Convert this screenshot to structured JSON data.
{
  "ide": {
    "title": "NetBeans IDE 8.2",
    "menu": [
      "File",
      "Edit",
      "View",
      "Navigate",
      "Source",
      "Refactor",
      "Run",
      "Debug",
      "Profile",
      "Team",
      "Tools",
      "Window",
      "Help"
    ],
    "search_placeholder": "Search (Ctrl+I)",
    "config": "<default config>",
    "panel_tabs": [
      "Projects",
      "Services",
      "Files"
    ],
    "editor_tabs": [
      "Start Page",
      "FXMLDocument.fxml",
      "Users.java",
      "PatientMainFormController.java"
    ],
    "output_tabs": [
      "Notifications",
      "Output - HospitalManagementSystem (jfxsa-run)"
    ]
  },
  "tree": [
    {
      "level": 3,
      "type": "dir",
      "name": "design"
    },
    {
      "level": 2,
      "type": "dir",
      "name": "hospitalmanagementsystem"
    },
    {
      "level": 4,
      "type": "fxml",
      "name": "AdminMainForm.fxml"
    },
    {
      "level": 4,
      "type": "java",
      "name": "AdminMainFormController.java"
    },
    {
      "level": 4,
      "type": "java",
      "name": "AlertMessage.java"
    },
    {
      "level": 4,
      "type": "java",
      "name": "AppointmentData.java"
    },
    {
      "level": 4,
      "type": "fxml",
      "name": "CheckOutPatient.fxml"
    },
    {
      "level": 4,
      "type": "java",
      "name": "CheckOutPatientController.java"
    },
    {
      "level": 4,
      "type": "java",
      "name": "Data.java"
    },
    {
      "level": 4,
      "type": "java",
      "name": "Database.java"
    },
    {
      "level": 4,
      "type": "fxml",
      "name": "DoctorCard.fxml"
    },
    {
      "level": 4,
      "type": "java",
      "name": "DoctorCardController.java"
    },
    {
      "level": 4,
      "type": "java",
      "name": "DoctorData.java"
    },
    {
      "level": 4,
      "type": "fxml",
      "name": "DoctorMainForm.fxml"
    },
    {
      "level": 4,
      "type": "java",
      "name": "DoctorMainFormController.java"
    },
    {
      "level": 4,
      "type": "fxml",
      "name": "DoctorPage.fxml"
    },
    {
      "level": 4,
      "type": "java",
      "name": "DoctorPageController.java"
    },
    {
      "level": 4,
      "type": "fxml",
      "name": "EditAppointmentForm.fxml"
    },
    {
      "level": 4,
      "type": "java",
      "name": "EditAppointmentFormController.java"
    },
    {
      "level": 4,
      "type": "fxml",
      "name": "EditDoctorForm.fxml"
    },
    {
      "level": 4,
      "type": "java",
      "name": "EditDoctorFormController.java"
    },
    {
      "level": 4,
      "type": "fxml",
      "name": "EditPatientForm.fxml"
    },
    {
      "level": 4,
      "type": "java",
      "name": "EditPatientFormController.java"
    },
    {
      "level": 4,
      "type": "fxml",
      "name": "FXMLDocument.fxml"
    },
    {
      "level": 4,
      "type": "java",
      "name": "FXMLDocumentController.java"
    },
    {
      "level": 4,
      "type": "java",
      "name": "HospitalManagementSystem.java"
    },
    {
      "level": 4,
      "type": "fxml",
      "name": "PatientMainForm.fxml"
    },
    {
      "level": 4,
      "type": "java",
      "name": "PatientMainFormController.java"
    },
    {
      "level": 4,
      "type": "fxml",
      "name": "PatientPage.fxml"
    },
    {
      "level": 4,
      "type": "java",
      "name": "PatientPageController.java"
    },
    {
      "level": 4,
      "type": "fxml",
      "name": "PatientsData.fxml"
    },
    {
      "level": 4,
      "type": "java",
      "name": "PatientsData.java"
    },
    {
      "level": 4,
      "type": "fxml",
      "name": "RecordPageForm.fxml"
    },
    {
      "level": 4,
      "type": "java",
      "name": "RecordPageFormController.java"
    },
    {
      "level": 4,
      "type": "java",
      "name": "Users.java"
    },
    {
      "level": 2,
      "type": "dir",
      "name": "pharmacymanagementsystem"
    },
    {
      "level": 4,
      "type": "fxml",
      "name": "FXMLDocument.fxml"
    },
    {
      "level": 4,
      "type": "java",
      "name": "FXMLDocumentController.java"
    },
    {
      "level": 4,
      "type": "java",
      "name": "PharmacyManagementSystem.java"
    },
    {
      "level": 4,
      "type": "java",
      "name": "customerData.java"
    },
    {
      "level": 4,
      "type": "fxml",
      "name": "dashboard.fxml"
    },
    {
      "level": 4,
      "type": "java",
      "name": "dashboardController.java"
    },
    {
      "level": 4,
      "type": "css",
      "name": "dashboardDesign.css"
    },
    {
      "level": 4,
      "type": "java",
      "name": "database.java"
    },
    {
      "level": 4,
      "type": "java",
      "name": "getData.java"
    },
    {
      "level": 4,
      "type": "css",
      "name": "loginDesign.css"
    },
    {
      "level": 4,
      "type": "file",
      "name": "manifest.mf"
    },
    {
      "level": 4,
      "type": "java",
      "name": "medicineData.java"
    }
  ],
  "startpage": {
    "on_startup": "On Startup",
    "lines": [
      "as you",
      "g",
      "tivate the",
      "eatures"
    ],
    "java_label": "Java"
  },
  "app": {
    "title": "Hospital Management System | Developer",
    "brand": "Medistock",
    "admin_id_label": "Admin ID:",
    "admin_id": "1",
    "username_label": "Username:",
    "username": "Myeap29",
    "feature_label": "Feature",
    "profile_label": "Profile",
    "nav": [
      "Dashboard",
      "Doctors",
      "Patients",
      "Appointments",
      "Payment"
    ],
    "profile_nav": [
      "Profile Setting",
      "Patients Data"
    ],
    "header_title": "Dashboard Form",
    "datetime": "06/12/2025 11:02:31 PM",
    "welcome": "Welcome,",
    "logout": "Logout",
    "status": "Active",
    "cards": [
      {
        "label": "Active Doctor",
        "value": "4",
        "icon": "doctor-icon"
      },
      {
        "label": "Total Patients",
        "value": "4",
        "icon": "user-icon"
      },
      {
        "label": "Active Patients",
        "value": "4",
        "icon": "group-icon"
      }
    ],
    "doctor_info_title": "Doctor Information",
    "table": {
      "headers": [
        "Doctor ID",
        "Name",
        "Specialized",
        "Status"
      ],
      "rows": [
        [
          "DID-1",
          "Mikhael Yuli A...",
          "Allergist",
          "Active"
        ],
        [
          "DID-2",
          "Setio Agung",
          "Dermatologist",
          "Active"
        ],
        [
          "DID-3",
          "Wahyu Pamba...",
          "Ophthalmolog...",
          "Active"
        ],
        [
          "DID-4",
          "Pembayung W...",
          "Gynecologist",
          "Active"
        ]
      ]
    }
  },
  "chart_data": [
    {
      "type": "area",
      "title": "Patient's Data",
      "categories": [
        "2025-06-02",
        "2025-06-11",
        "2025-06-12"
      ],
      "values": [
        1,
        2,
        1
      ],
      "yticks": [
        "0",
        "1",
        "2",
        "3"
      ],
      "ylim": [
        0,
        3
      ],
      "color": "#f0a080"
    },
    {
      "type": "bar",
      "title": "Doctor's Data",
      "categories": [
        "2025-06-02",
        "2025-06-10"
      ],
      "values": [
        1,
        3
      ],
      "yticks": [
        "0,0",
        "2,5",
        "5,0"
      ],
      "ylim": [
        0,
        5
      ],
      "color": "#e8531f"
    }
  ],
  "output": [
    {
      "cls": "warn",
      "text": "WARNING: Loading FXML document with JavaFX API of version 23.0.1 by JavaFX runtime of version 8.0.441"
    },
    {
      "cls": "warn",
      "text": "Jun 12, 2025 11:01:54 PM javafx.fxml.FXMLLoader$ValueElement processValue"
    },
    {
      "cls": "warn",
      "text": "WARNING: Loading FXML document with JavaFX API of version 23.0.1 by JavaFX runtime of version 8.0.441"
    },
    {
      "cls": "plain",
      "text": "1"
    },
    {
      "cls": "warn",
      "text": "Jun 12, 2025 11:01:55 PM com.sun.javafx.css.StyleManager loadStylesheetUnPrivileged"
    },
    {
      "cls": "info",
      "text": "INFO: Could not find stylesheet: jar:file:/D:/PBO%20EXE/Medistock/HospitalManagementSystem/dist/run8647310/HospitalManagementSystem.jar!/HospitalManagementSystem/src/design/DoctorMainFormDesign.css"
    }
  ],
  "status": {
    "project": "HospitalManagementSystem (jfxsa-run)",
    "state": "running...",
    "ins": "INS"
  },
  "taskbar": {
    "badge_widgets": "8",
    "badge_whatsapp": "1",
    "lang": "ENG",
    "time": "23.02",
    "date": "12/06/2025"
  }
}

------------------------

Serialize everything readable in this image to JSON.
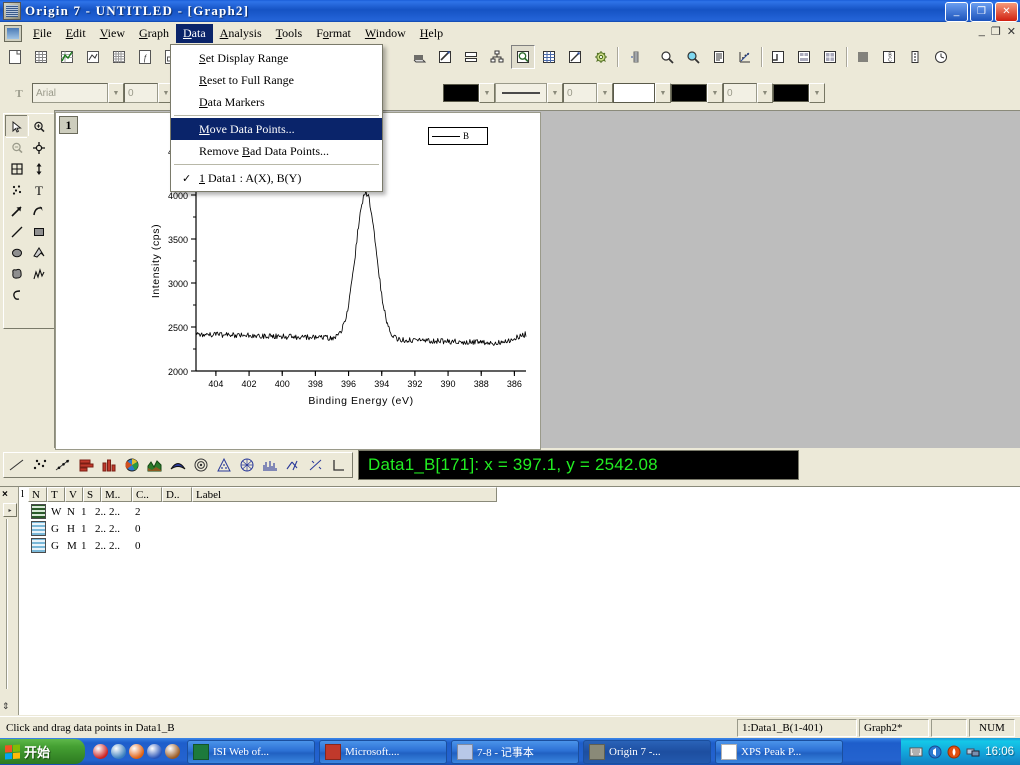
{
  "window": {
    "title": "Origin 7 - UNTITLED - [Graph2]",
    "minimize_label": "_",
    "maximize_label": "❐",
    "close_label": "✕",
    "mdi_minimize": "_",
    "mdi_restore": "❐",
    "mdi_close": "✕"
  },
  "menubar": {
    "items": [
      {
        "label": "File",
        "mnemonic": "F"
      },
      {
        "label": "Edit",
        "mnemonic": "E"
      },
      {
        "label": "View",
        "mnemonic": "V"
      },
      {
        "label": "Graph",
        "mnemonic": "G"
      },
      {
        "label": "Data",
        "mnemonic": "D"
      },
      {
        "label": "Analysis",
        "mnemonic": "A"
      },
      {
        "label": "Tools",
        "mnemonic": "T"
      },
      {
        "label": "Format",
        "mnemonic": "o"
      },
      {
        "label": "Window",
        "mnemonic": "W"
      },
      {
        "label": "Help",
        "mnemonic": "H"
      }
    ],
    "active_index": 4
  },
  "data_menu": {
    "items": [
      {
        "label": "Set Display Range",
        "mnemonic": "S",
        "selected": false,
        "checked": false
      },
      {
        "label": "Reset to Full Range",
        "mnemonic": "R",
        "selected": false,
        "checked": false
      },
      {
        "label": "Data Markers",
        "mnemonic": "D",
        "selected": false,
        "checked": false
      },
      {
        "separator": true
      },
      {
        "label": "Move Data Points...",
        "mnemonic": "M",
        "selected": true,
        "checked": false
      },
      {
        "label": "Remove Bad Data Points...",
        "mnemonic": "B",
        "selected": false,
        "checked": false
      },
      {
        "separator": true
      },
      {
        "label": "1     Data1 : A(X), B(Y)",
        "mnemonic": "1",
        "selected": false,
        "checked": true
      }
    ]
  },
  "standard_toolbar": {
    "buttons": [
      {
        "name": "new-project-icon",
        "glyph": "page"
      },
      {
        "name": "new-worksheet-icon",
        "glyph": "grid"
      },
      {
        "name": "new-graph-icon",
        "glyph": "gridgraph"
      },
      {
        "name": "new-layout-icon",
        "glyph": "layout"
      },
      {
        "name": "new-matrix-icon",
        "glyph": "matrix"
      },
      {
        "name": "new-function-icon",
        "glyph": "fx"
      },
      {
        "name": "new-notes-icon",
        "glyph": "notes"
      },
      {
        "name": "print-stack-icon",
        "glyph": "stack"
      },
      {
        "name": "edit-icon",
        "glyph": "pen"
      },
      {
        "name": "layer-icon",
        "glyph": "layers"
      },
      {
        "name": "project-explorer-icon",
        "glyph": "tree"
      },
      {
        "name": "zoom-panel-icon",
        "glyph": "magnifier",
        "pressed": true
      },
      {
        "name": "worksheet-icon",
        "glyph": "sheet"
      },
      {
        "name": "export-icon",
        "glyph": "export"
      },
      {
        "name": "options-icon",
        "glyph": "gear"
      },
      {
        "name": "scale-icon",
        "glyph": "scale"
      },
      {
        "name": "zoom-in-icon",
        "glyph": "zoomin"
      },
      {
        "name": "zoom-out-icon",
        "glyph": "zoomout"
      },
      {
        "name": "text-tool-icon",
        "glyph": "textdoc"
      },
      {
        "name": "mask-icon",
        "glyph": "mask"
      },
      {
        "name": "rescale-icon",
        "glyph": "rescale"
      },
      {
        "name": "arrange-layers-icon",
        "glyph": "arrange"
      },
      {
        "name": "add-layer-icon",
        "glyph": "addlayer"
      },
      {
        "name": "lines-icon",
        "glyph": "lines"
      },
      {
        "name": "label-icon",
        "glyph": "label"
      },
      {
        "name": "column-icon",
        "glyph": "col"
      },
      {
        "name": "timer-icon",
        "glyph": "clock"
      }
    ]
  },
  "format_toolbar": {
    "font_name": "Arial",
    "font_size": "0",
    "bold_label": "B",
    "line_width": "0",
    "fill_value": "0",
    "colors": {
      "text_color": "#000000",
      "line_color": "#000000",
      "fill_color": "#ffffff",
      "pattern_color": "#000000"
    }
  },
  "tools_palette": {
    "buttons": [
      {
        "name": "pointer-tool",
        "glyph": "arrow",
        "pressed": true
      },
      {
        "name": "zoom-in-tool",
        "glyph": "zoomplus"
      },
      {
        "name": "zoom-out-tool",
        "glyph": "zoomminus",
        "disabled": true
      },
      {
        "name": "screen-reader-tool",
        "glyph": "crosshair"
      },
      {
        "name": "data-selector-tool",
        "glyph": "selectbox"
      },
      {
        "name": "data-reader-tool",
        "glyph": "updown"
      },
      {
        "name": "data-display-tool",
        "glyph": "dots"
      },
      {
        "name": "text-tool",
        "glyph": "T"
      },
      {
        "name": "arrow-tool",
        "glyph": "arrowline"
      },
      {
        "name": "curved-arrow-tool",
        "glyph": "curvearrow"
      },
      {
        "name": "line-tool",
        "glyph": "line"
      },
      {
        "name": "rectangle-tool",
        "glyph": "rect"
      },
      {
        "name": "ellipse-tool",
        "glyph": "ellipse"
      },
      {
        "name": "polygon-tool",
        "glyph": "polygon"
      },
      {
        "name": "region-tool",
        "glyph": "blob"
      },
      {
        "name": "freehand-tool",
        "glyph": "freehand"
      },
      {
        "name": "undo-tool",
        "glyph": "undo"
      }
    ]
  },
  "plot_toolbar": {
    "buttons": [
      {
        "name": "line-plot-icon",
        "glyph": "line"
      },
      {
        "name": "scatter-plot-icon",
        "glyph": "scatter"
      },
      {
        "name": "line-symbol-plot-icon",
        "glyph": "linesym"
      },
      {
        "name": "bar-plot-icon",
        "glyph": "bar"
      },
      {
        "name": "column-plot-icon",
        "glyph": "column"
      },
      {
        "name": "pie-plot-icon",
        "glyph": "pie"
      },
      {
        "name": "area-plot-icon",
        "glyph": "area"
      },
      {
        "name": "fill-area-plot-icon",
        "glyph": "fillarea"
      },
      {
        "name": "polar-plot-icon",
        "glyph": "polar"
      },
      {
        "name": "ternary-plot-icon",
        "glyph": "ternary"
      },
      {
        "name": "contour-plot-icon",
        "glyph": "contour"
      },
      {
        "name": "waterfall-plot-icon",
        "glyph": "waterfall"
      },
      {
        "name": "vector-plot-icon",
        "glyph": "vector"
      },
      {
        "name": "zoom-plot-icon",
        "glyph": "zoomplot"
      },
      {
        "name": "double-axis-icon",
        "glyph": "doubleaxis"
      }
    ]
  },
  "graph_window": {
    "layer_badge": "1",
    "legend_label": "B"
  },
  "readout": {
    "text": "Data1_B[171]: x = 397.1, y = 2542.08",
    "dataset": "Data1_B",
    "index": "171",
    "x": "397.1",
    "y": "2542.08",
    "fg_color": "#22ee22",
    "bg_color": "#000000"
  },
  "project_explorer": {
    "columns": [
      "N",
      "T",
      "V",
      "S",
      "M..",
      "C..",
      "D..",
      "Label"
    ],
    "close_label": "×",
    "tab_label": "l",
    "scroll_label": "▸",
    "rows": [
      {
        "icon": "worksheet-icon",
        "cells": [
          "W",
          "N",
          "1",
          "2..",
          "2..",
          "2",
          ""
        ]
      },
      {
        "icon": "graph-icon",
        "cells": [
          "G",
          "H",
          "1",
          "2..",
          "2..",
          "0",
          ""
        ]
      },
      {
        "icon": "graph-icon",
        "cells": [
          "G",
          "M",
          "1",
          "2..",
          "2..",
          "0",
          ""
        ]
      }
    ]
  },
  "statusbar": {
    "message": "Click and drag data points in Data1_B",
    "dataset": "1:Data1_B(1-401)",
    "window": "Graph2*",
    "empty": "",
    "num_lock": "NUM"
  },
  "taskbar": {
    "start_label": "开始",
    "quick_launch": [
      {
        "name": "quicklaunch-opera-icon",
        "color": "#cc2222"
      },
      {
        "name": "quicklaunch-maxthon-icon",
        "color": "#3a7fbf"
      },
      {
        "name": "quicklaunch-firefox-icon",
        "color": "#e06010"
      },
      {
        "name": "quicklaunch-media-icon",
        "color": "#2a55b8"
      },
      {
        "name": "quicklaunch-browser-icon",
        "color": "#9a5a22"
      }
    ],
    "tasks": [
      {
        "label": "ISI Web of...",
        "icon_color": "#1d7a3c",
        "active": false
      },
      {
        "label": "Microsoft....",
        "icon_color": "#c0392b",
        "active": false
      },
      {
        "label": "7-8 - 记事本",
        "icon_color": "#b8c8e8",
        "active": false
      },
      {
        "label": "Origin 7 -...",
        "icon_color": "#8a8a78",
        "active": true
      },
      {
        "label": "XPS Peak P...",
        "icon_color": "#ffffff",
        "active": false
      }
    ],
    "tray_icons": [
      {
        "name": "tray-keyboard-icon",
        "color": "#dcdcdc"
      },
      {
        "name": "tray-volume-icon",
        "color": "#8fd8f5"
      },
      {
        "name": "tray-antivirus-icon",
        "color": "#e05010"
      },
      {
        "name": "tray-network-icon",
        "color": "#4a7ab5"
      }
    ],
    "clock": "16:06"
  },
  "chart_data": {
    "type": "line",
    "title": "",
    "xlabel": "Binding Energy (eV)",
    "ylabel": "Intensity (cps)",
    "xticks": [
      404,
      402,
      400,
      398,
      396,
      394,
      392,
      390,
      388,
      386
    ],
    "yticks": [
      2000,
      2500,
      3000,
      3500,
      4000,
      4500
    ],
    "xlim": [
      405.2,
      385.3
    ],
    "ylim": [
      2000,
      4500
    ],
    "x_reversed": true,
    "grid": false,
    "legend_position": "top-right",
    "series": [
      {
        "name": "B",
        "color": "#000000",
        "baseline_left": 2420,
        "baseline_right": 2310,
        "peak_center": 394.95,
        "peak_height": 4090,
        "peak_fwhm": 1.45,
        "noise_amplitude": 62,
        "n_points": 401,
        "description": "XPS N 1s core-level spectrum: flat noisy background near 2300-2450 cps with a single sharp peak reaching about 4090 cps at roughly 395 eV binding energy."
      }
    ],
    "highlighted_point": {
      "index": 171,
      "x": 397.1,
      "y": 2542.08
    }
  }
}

------------------------

### Brief
How many lines above include the word "Origin"? Answer with the number alone.

### Exercise answer
2